Write these lines out again with every "Streak Free Guarantee" replaced by "Spot Free Guarantee" and nothing else changed. Leave the pictures out.

*DATA PROVIDED*.
— BEGIN —
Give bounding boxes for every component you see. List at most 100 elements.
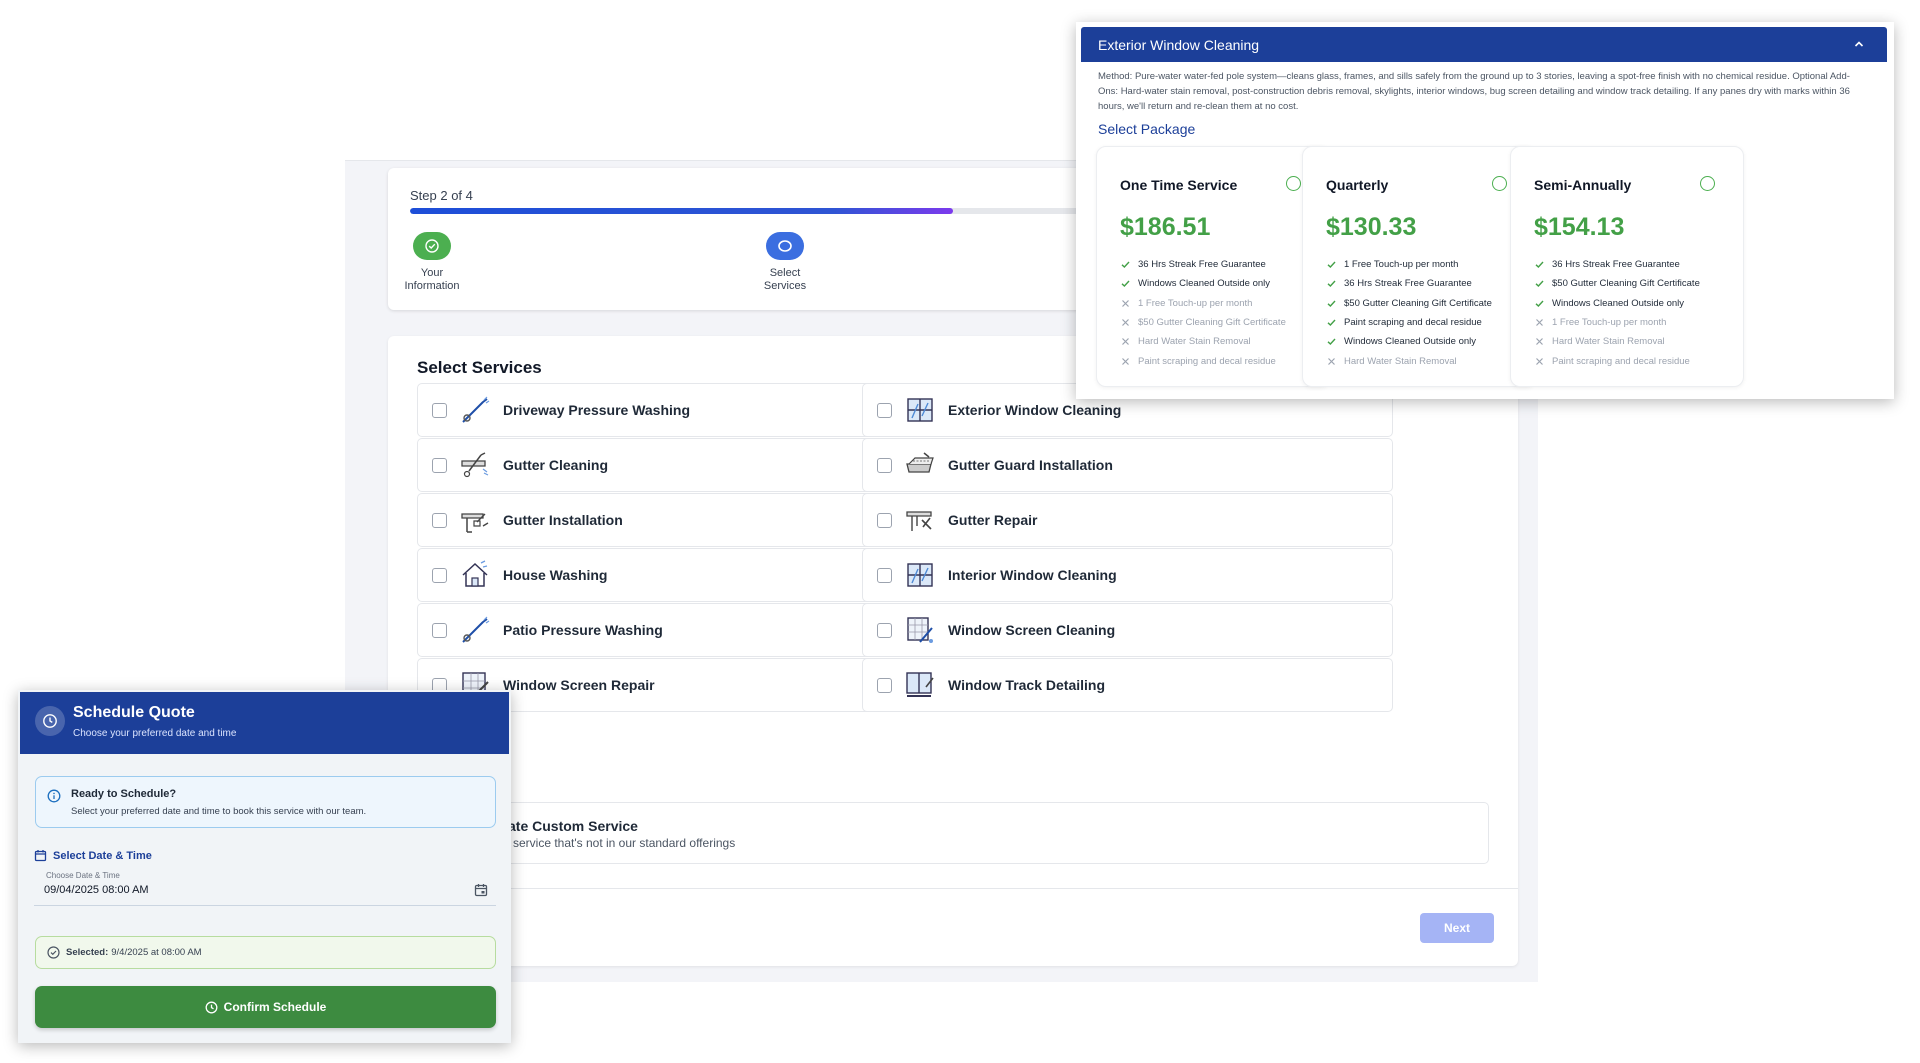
- feature-text: 36 Hrs Streak Free Guarantee: [1344, 278, 1472, 290]
- step-select-services[interactable]: Select Services: [735, 232, 835, 293]
- service-checkbox[interactable]: [432, 512, 447, 528]
- custom-service-option[interactable]: ate Custom Service a service that's not …: [417, 802, 1489, 864]
- package-card[interactable]: Semi-Annually $154.13 36 Hrs Streak Free G…: [1510, 146, 1744, 387]
- service-label: Window Track Detailing: [948, 677, 1106, 693]
- chevron-up-icon[interactable]: [1853, 38, 1865, 50]
- pressure-washer-icon: [459, 394, 491, 426]
- package-feature: Windows Cleaned Outside only: [1326, 332, 1492, 351]
- feature-text: Paint scraping and decal residue: [1138, 355, 1276, 367]
- package-name: Quarterly: [1326, 177, 1389, 193]
- service-option[interactable]: Interior Window Cleaning: [862, 548, 1393, 602]
- calendar-picker-icon[interactable]: [474, 883, 488, 897]
- ready-title: Ready to Schedule?: [71, 788, 177, 800]
- select-package-heading: Select Package: [1098, 121, 1196, 137]
- services-title: Select Services: [417, 358, 542, 377]
- date-time-section-label: Select Date & Time: [34, 849, 152, 862]
- feature-text: Windows Cleaned Outside only: [1552, 297, 1685, 309]
- service-checkbox[interactable]: [432, 567, 447, 583]
- selected-date-banner: Selected: 9/4/2025 at 08:00 AM: [35, 936, 496, 969]
- service-checkbox[interactable]: [877, 622, 892, 638]
- package-feature: Windows Cleaned Outside only: [1120, 274, 1286, 293]
- date-time-input[interactable]: 09/04/2025 08:00 AM: [34, 876, 496, 906]
- service-checkbox[interactable]: [877, 677, 892, 693]
- package-radio[interactable]: [1492, 176, 1507, 191]
- selected-label: Selected:: [66, 947, 109, 958]
- package-feature: Windows Cleaned Outside only: [1534, 294, 1700, 313]
- clock-icon: [205, 1001, 218, 1013]
- service-checkbox[interactable]: [432, 457, 447, 473]
- check-icon: [1326, 278, 1340, 289]
- service-option[interactable]: Gutter Repair: [862, 493, 1393, 547]
- package-feature: $50 Gutter Cleaning Gift Certificate: [1326, 294, 1492, 313]
- service-checkbox[interactable]: [877, 567, 892, 583]
- feature-text: $50 Gutter Cleaning Gift Certificate: [1138, 317, 1286, 329]
- cross-icon: [1326, 356, 1340, 367]
- package-card[interactable]: One Time Service $186.51 36 Hrs Streak Fre…: [1096, 146, 1330, 387]
- gutter-repair-icon: [904, 504, 936, 536]
- feature-text: Paint scraping and decal residue: [1552, 355, 1690, 367]
- check-circle-icon: [47, 946, 60, 959]
- package-feature: Paint scraping and decal residue: [1534, 351, 1700, 370]
- service-option[interactable]: Window Track Detailing: [862, 658, 1393, 712]
- service-checkbox[interactable]: [432, 402, 447, 418]
- service-description: Method: Pure-water water-fed pole system…: [1098, 71, 1850, 112]
- confirm-schedule-button[interactable]: Confirm Schedule: [35, 986, 496, 1028]
- current-step-icon: [766, 232, 804, 260]
- service-label: Gutter Cleaning: [503, 457, 609, 473]
- gutter-install-icon: [459, 504, 491, 536]
- schedule-quote-panel: Schedule Quote Choose your preferred dat…: [18, 690, 511, 1043]
- check-icon: [1534, 259, 1548, 270]
- check-icon: [1120, 278, 1134, 289]
- step-your-information[interactable]: Your Information: [382, 232, 482, 293]
- package-price: $154.13: [1534, 213, 1625, 241]
- service-checkbox[interactable]: [877, 512, 892, 528]
- next-button[interactable]: Next: [1420, 913, 1494, 943]
- panel-header[interactable]: Exterior Window Cleaning: [1081, 27, 1887, 62]
- confirm-schedule-label: Confirm Schedule: [223, 1000, 327, 1014]
- custom-service-title: ate Custom Service: [508, 818, 638, 834]
- feature-text: Windows Cleaned Outside only: [1138, 278, 1271, 290]
- ready-text: Select your preferred date and time to b…: [71, 806, 367, 817]
- service-checkbox[interactable]: [432, 622, 447, 638]
- check-circle-icon: [413, 232, 451, 260]
- check-icon: [1326, 336, 1340, 347]
- pressure-washer-icon: [459, 614, 491, 646]
- service-checkbox[interactable]: [877, 402, 892, 418]
- service-label: Gutter Repair: [948, 512, 1038, 528]
- feature-text: 36 Hrs Streak Free Guarantee: [1552, 259, 1680, 271]
- feature-text: $50 Gutter Cleaning Gift Certificate: [1552, 278, 1700, 290]
- cross-icon: [1534, 317, 1548, 328]
- step-counter: Step 2 of 4: [410, 188, 473, 203]
- schedule-title: Schedule Quote: [73, 704, 195, 721]
- service-checkbox[interactable]: [877, 457, 892, 473]
- exterior-window-cleaning-panel: Exterior Window Cleaning Method: Pure-wa…: [1076, 22, 1894, 399]
- package-feature: $50 Gutter Cleaning Gift Certificate: [1120, 313, 1286, 332]
- package-features: 36 Hrs Streak Free Guarantee Windows Clea…: [1120, 255, 1286, 371]
- package-feature: 1 Free Touch-up per month: [1534, 313, 1700, 332]
- date-time-input-label: Choose Date & Time: [44, 871, 122, 880]
- package-features: 1 Free Touch-up per month 36 Hrs Streak F…: [1326, 255, 1492, 371]
- schedule-header: Schedule Quote Choose your preferred dat…: [20, 692, 509, 754]
- date-time-value: 09/04/2025 08:00 AM: [44, 884, 149, 896]
- progress-fill: [410, 208, 953, 214]
- package-feature: 36 Hrs Streak Free Guarantee: [1326, 274, 1492, 293]
- package-card[interactable]: Quarterly $130.33 1 Free Touch-up per mont…: [1302, 146, 1536, 387]
- service-label: Patio Pressure Washing: [503, 622, 663, 638]
- service-label: Gutter Installation: [503, 512, 623, 528]
- package-radio[interactable]: [1286, 176, 1301, 191]
- calendar-icon: [34, 850, 47, 862]
- service-label: Window Screen Cleaning: [948, 622, 1116, 638]
- feature-text: Hard Water Stain Removal: [1552, 336, 1665, 348]
- service-option[interactable]: Gutter Guard Installation: [862, 438, 1393, 492]
- service-label: Driveway Pressure Washing: [503, 402, 691, 418]
- package-radio[interactable]: [1700, 176, 1715, 191]
- package-feature: 36 Hrs Streak Free Guarantee: [1534, 255, 1700, 274]
- package-feature: Paint scraping and decal residue: [1326, 313, 1492, 332]
- date-time-label-text: Select Date & Time: [53, 849, 152, 862]
- feature-text: 36 Hrs Streak Free Guarantee: [1138, 259, 1266, 271]
- package-feature: 1 Free Touch-up per month: [1120, 294, 1286, 313]
- feature-text: 1 Free Touch-up per month: [1138, 297, 1253, 309]
- panel-title: Exterior Window Cleaning: [1098, 37, 1260, 53]
- service-option[interactable]: Window Screen Cleaning: [862, 603, 1393, 657]
- package-feature: 1 Free Touch-up per month: [1326, 255, 1492, 274]
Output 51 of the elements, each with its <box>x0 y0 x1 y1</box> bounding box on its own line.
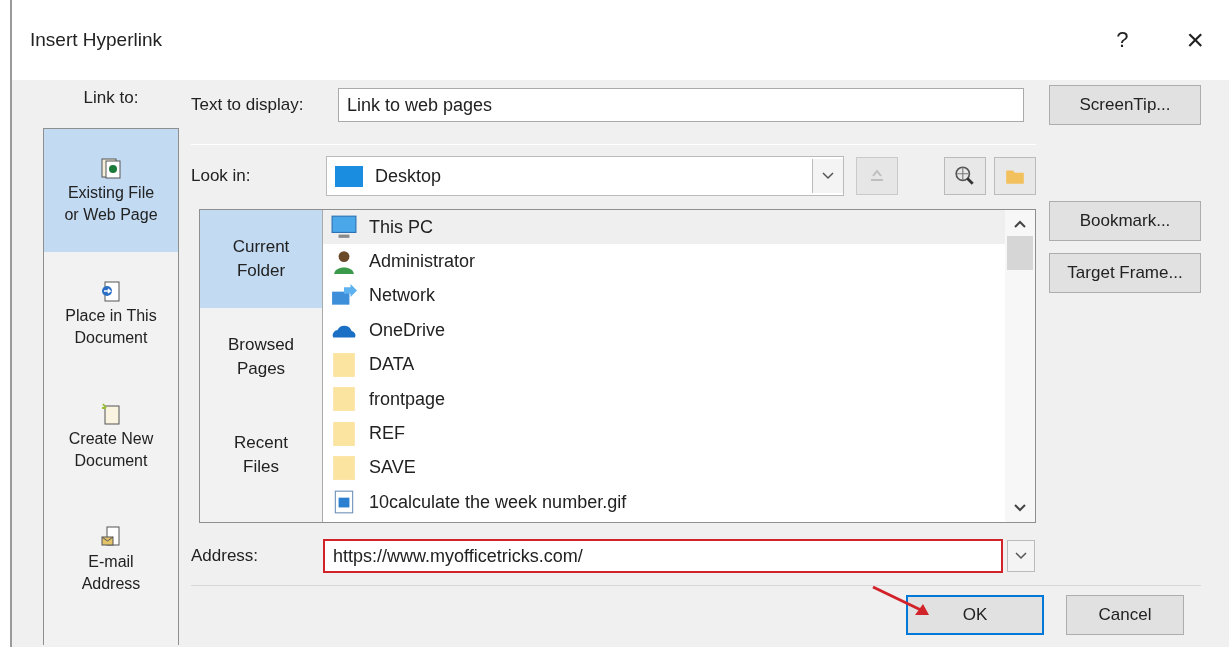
— END —
*SOLUTION TO THIS TASK*.
Give bounding boxes for every component you see. List at most 100 elements.
- feature-text: 36 Hrs Spot Free Guarantee: [1344, 278, 1472, 290]
- step-select-services[interactable]: Select Services: [735, 232, 835, 293]
- service-checkbox[interactable]: [432, 512, 447, 528]
- custom-service-option[interactable]: ate Custom Service a service that's not …: [417, 802, 1489, 864]
- package-card[interactable]: Semi-Annually $154.13 36 Hrs Streak Free G…: [1510, 146, 1744, 387]
- service-label: Window Track Detailing: [948, 677, 1106, 693]
- chevron-up-icon[interactable]: [1853, 38, 1865, 50]
- pressure-washer-icon: [459, 394, 491, 426]
- package-feature: Windows Cleaned Outside only: [1326, 332, 1492, 351]
- feature-text: Paint scraping and decal residue: [1138, 355, 1276, 367]
- package-name: Quarterly: [1326, 177, 1389, 193]
- service-option[interactable]: Interior Window Cleaning: [862, 548, 1393, 602]
- calendar-picker-icon[interactable]: [474, 883, 488, 897]
- ready-title: Ready to Schedule?: [71, 788, 177, 800]
- select-package-heading: Select Package: [1098, 121, 1196, 137]
- services-title: Select Services: [417, 358, 542, 377]
- date-time-section-label: Select Date & Time: [34, 849, 152, 862]
- feature-text: Windows Cleaned Outside only: [1552, 297, 1685, 309]
- service-checkbox[interactable]: [432, 567, 447, 583]
- selected-date-banner: Selected: 9/4/2025 at 08:00 AM: [35, 936, 496, 969]
- service-checkbox[interactable]: [877, 622, 892, 638]
- package-feature: Windows Cleaned Outside only: [1120, 274, 1286, 293]
- date-time-input[interactable]: 09/04/2025 08:00 AM: [34, 876, 496, 906]
- service-checkbox[interactable]: [877, 677, 892, 693]
- package-radio[interactable]: [1492, 176, 1507, 191]
- selected-label: Selected:: [66, 947, 109, 958]
- package-feature: Windows Cleaned Outside only: [1534, 294, 1700, 313]
- clock-icon: [205, 1001, 218, 1013]
- service-checkbox[interactable]: [432, 457, 447, 473]
- check-icon: [1326, 278, 1340, 289]
- service-option[interactable]: Gutter Repair: [862, 493, 1393, 547]
- package-feature: $50 Gutter Cleaning Gift Certificate: [1326, 294, 1492, 313]
- service-checkbox[interactable]: [877, 567, 892, 583]
- feature-text: $50 Gutter Cleaning Gift Certificate: [1138, 317, 1286, 329]
- cross-icon: [1326, 356, 1340, 367]
- package-card[interactable]: One Time Service $186.51 36 Hrs Streak Fre…: [1096, 146, 1330, 387]
- gutter-repair-icon: [904, 504, 936, 536]
- feature-text: Paint scraping and decal residue: [1552, 355, 1690, 367]
- check-circle-icon: [47, 946, 60, 959]
- package-feature: Paint scraping and decal residue: [1534, 351, 1700, 370]
- service-option[interactable]: Window Track Detailing: [862, 658, 1393, 712]
- service-checkbox[interactable]: [432, 402, 447, 418]
- service-description: Method: Pure-water water-fed pole system…: [1098, 71, 1850, 112]
- confirm-schedule-button[interactable]: Confirm Schedule: [35, 986, 496, 1028]
- current-step-icon: [766, 232, 804, 260]
- service-label: Gutter Cleaning: [503, 457, 609, 473]
- gutter-install-icon: [459, 504, 491, 536]
- schedule-quote-panel: Schedule Quote Choose your preferred dat…: [18, 690, 511, 1043]
- check-icon: [1534, 259, 1548, 270]
- check-icon: [1120, 278, 1134, 289]
- step-your-information[interactable]: Your Information: [382, 232, 482, 293]
- package-price: $154.13: [1534, 213, 1625, 241]
- service-checkbox[interactable]: [877, 512, 892, 528]
- next-button[interactable]: Next: [1420, 913, 1494, 943]
- panel-header[interactable]: Exterior Window Cleaning: [1081, 27, 1887, 62]
- confirm-schedule-label: Confirm Schedule: [223, 1000, 327, 1014]
- custom-service-title: ate Custom Service: [508, 818, 638, 834]
- feature-text: Windows Cleaned Outside only: [1138, 278, 1271, 290]
- ready-text: Select your preferred date and time to b…: [71, 806, 367, 817]
- service-checkbox[interactable]: [432, 622, 447, 638]
- check-circle-icon: [413, 232, 451, 260]
- check-icon: [1326, 336, 1340, 347]
- pressure-washer-icon: [459, 614, 491, 646]
- service-checkbox[interactable]: [877, 402, 892, 418]
- service-label: Gutter Repair: [948, 512, 1038, 528]
- feature-text: 36 Hrs Spot Free Guarantee: [1552, 259, 1680, 271]
- feature-text: $50 Gutter Cleaning Gift Certificate: [1552, 278, 1700, 290]
- cross-icon: [1534, 317, 1548, 328]
- step-counter: Step 2 of 4: [410, 188, 473, 203]
- schedule-title: Schedule Quote: [73, 704, 195, 721]
- service-checkbox[interactable]: [877, 457, 892, 473]
- exterior-window-cleaning-panel: Exterior Window Cleaning Method: Pure-wa…: [1076, 22, 1894, 399]
- package-feature: $50 Gutter Cleaning Gift Certificate: [1120, 313, 1286, 332]
- package-features: 36 Hrs Spot Free Guarantee Windows Clea…: [1120, 255, 1286, 371]
- package-feature: 1 Free Touch-up per month: [1534, 313, 1700, 332]
- date-time-input-label: Choose Date & Time: [44, 871, 122, 880]
- package-features: 1 Free Touch-up per month 36 Hrs Streak F…: [1326, 255, 1492, 371]
- schedule-header: Schedule Quote Choose your preferred dat…: [20, 692, 509, 754]
- date-time-value: 09/04/2025 08:00 AM: [44, 884, 149, 896]
- progress-fill: [410, 208, 953, 214]
- package-feature: 36 Hrs Spot Free Guarantee: [1326, 274, 1492, 293]
- package-card[interactable]: Quarterly $130.33 1 Free Touch-up per mont…: [1302, 146, 1536, 387]
- service-label: Patio Pressure Washing: [503, 622, 663, 638]
- service-label: Gutter Installation: [503, 512, 623, 528]
- package-radio[interactable]: [1286, 176, 1301, 191]
- calendar-icon: [34, 850, 47, 862]
- service-label: Window Screen Cleaning: [948, 622, 1116, 638]
- feature-text: Hard Water Stain Removal: [1552, 336, 1665, 348]
- service-option[interactable]: Gutter Guard Installation: [862, 438, 1393, 492]
- service-label: Driveway Pressure Washing: [503, 402, 691, 418]
- package-radio[interactable]: [1700, 176, 1715, 191]
- package-feature: 36 Hrs Spot Free Guarantee: [1534, 255, 1700, 274]
- package-feature: Paint scraping and decal residue: [1326, 313, 1492, 332]
- date-time-label-text: Select Date & Time: [53, 849, 152, 862]
- feature-text: 36 Hrs Spot Free Guarantee: [1138, 259, 1266, 271]
- package-feature: 1 Free Touch-up per month: [1120, 294, 1286, 313]
- feature-text: 1 Free Touch-up per month: [1138, 297, 1253, 309]
- panel-title: Exterior Window Cleaning: [1098, 37, 1260, 53]
- service-option[interactable]: Window Screen Cleaning: [862, 603, 1393, 657]
- package-feature: 1 Free Touch-up per month: [1326, 255, 1492, 274]
Output 51 of the elements, each with its <box>x0 y0 x1 y1</box> bounding box on its own line.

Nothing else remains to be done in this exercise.